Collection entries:

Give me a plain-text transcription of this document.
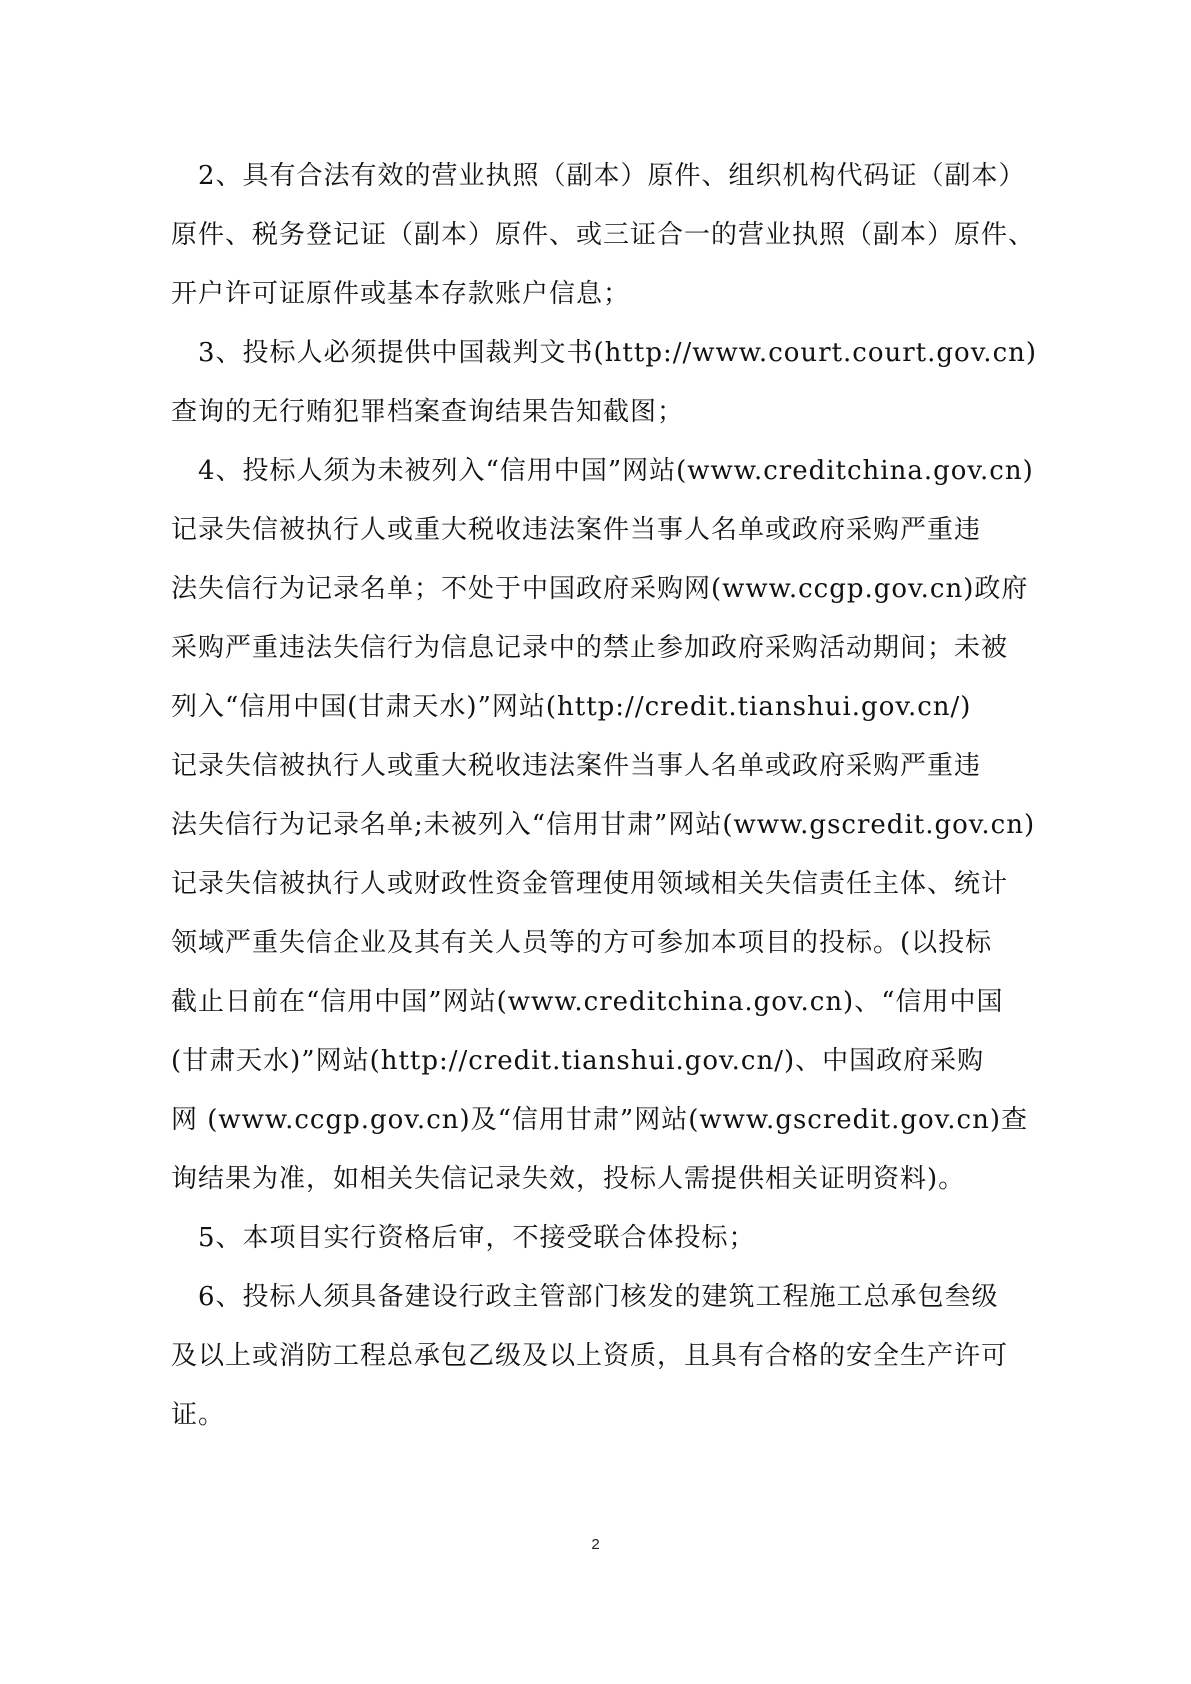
2、具有合法有效的营业执照（副本）原件、组织机构代码证（副本）
原件、税务登记证（副本）原件、或三证合一的营业执照（副本）原件、
开户许可证原件或基本存款账户信息；
3、投标人必须提供中国裁判文书(http://www.court.court.gov.cn)
查询的无行贿犯罪档案查询结果告知截图；
4、投标人须为未被列入“信用中国”网站(www.creditchina.gov.cn)
记录失信被执行人或重大税收违法案件当事人名单或政府采购严重违
法失信行为记录名单；不处于中国政府采购网(www.ccgp.gov.cn)政府
采购严重违法失信行为信息记录中的禁止参加政府采购活动期间；未被
列入“信用中国(甘肃天水)”网站(http://credit.tianshui.gov.cn/)
记录失信被执行人或重大税收违法案件当事人名单或政府采购严重违
法失信行为记录名单;未被列入“信用甘肃”网站(www.gscredit.gov.cn)
记录失信被执行人或财政性资金管理使用领域相关失信责任主体、统计
领域严重失信企业及其有关人员等的方可参加本项目的投标。(以投标
截止日前在“信用中国”网站(www.creditchina.gov.cn)、“信用中国
(甘肃天水)”网站(http://credit.tianshui.gov.cn/)、中国政府采购
网 (www.ccgp.gov.cn)及“信用甘肃”网站(www.gscredit.gov.cn)查
询结果为准，如相关失信记录失效，投标人需提供相关证明资料)。
5、本项目实行资格后审，不接受联合体投标；
6、投标人须具备建设行政主管部门核发的建筑工程施工总承包叁级
及以上或消防工程总承包乙级及以上资质，且具有合格的安全生产许可
证。
2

Task brief = From the records above, pick out and copy each line holding the word "http".

Solution =
3、投标人必须提供中国裁判文书(http://www.court.court.gov.cn)
列入“信用中国(甘肃天水)”网站(http://credit.tianshui.gov.cn/)
(甘肃天水)”网站(http://credit.tianshui.gov.cn/)、中国政府采购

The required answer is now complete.